Written request: Please reproduce every line of the material below verbatim, omitting any pictures.

Available data:
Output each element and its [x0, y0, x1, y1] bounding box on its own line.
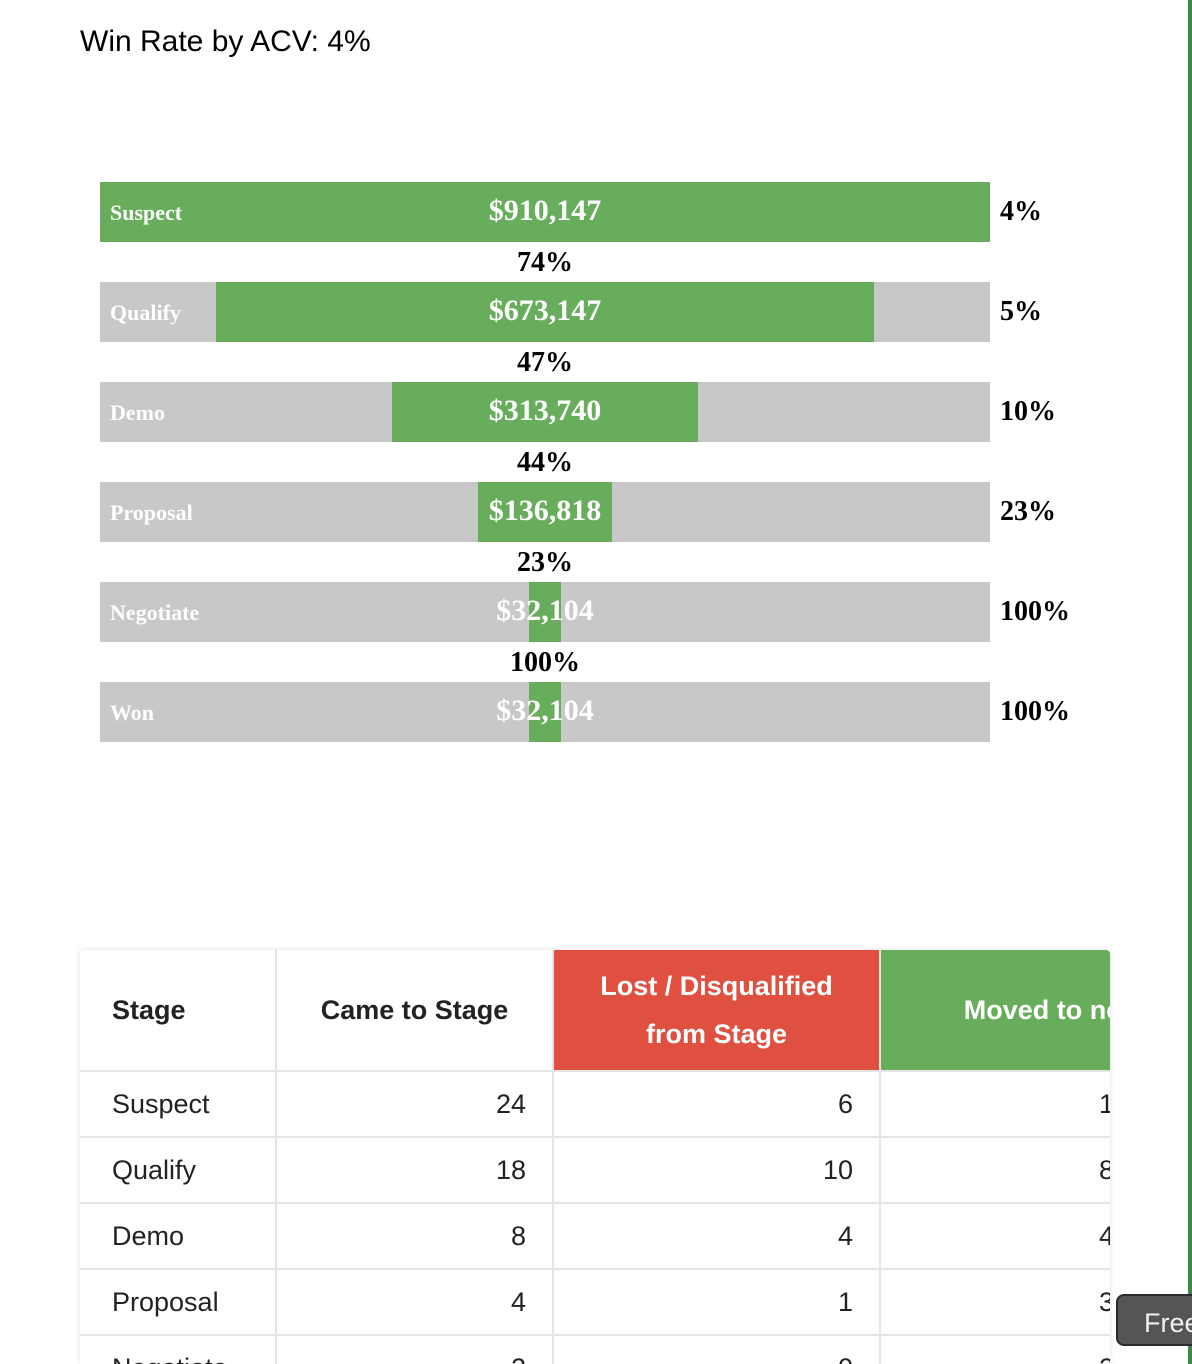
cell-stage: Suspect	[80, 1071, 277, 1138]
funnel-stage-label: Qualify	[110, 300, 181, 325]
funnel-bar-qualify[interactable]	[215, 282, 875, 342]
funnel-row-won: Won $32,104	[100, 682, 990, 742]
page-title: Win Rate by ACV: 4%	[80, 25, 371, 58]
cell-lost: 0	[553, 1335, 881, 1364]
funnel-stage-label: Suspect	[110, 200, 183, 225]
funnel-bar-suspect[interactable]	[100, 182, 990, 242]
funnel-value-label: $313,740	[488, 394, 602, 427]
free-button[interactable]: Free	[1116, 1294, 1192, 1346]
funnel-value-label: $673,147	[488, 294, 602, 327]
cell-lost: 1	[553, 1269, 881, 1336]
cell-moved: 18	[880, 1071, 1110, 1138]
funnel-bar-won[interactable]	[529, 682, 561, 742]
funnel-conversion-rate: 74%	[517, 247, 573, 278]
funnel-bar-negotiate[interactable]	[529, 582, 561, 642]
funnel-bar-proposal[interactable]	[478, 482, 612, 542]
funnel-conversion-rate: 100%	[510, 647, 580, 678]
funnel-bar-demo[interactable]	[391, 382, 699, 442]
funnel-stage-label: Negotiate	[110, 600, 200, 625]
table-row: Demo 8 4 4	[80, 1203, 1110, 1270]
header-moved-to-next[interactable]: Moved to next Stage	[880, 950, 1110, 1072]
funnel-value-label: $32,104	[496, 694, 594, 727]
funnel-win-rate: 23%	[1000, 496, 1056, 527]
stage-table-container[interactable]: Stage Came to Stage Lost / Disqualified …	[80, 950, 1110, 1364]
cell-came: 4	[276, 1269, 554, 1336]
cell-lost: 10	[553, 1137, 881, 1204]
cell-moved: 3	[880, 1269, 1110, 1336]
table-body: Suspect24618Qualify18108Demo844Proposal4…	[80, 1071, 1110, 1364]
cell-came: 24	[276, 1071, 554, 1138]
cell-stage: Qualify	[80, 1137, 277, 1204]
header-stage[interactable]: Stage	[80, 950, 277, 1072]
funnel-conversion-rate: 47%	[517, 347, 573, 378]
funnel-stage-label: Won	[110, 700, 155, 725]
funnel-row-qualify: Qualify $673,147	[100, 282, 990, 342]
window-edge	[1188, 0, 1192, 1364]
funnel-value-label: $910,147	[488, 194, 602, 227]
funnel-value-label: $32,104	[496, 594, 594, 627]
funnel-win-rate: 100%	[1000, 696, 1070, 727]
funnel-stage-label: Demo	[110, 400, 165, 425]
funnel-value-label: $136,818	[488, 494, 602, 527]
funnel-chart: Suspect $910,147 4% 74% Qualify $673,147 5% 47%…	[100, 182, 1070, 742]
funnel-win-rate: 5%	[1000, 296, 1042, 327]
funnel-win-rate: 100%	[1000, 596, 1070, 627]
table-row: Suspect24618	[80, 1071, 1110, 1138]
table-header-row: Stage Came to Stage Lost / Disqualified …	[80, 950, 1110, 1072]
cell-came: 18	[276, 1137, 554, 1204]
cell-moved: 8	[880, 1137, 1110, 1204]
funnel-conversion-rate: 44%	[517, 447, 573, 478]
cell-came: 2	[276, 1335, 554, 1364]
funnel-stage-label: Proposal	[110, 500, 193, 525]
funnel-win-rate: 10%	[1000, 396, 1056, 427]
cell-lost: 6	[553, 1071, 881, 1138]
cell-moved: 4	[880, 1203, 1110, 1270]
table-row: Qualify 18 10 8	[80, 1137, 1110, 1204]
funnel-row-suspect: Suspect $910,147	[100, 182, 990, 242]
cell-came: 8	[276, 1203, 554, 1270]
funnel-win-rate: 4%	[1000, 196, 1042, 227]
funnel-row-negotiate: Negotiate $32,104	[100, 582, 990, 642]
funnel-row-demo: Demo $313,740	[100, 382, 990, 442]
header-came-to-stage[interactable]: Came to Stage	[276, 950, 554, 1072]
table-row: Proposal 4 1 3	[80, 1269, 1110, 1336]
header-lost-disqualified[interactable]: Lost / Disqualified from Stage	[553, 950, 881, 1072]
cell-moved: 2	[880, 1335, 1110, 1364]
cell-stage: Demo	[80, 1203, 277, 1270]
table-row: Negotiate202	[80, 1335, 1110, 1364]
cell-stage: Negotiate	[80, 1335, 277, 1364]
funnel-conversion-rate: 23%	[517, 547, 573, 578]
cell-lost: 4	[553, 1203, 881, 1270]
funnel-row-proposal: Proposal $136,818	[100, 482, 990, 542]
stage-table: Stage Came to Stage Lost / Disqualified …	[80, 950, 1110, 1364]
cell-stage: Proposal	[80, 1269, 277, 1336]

Solved problem:
Output each element and its [x0, y0, x1, y1] bounding box on its own line.
cell-stage: Suspect	[80, 1071, 277, 1138]
funnel-stage-label: Qualify	[110, 300, 181, 325]
funnel-bar-qualify[interactable]	[215, 282, 875, 342]
funnel-row-won: Won $32,104	[100, 682, 990, 742]
page-title: Win Rate by ACV: 4%	[80, 25, 371, 58]
cell-lost: 0	[553, 1335, 881, 1364]
funnel-stage-label: Suspect	[110, 200, 183, 225]
funnel-bar-suspect[interactable]	[100, 182, 990, 242]
funnel-value-label: $313,740	[488, 394, 602, 427]
free-button[interactable]: Free	[1116, 1294, 1192, 1346]
funnel-value-label: $673,147	[488, 294, 602, 327]
cell-lost: 1	[553, 1269, 881, 1336]
cell-moved: 18	[880, 1071, 1110, 1138]
funnel-bar-won[interactable]	[529, 682, 561, 742]
funnel-conversion-rate: 74%	[517, 247, 573, 278]
funnel-bar-negotiate[interactable]	[529, 582, 561, 642]
funnel-bar-proposal[interactable]	[478, 482, 612, 542]
funnel-conversion-rate: 100%	[510, 647, 580, 678]
funnel-bar-demo[interactable]	[391, 382, 699, 442]
funnel-stage-label: Negotiate	[110, 600, 200, 625]
table-row: Demo 8 4 4	[80, 1203, 1110, 1270]
header-moved-to-next[interactable]: Moved to next Stage	[880, 950, 1110, 1072]
funnel-value-label: $32,104	[496, 694, 594, 727]
funnel-win-rate: 23%	[1000, 496, 1056, 527]
stage-table-container[interactable]: Stage Came to Stage Lost / Disqualified …	[80, 950, 1110, 1364]
cell-came: 4	[276, 1269, 554, 1336]
cell-lost: 10	[553, 1137, 881, 1204]
cell-moved: 3	[880, 1269, 1110, 1336]
table-body: Suspect24618Qualify18108Demo844Proposal4…	[80, 1071, 1110, 1364]
cell-came: 24	[276, 1071, 554, 1138]
cell-stage: Qualify	[80, 1137, 277, 1204]
header-stage[interactable]: Stage	[80, 950, 277, 1072]
funnel-conversion-rate: 47%	[517, 347, 573, 378]
funnel-stage-label: Won	[110, 700, 155, 725]
funnel-row-qualify: Qualify $673,147	[100, 282, 990, 342]
window-edge	[1188, 0, 1192, 1364]
funnel-value-label: $910,147	[488, 194, 602, 227]
funnel-value-label: $32,104	[496, 594, 594, 627]
funnel-win-rate: 100%	[1000, 696, 1070, 727]
funnel-stage-label: Demo	[110, 400, 165, 425]
funnel-value-label: $136,818	[488, 494, 602, 527]
funnel-chart: Suspect $910,147 4% 74% Qualify $673,147 5% 47%…	[100, 182, 1070, 742]
funnel-win-rate: 5%	[1000, 296, 1042, 327]
funnel-win-rate: 100%	[1000, 596, 1070, 627]
table-row: Suspect24618	[80, 1071, 1110, 1138]
table-header-row: Stage Came to Stage Lost / Disqualified …	[80, 950, 1110, 1072]
cell-came: 18	[276, 1137, 554, 1204]
cell-moved: 8	[880, 1137, 1110, 1204]
funnel-conversion-rate: 44%	[517, 447, 573, 478]
cell-came: 2	[276, 1335, 554, 1364]
funnel-stage-label: Proposal	[110, 500, 193, 525]
funnel-win-rate: 10%	[1000, 396, 1056, 427]
cell-lost: 6	[553, 1071, 881, 1138]
cell-moved: 4	[880, 1203, 1110, 1270]
table-row: Qualify 18 10 8	[80, 1137, 1110, 1204]
funnel-row-suspect: Suspect $910,147	[100, 182, 990, 242]
cell-came: 8	[276, 1203, 554, 1270]
funnel-win-rate: 4%	[1000, 196, 1042, 227]
funnel-row-negotiate: Negotiate $32,104	[100, 582, 990, 642]
funnel-row-demo: Demo $313,740	[100, 382, 990, 442]
header-came-to-stage[interactable]: Came to Stage	[276, 950, 554, 1072]
table-row: Proposal 4 1 3	[80, 1269, 1110, 1336]
header-lost-disqualified[interactable]: Lost / Disqualified from Stage	[553, 950, 881, 1072]
cell-moved: 2	[880, 1335, 1110, 1364]
cell-stage: Demo	[80, 1203, 277, 1270]
table-row: Negotiate202	[80, 1335, 1110, 1364]
cell-stage: Negotiate	[80, 1335, 277, 1364]
funnel-conversion-rate: 23%	[517, 547, 573, 578]
cell-lost: 4	[553, 1203, 881, 1270]
funnel-row-proposal: Proposal $136,818	[100, 482, 990, 542]
stage-table: Stage Came to Stage Lost / Disqualified …	[80, 950, 1110, 1364]
cell-stage: Proposal	[80, 1269, 277, 1336]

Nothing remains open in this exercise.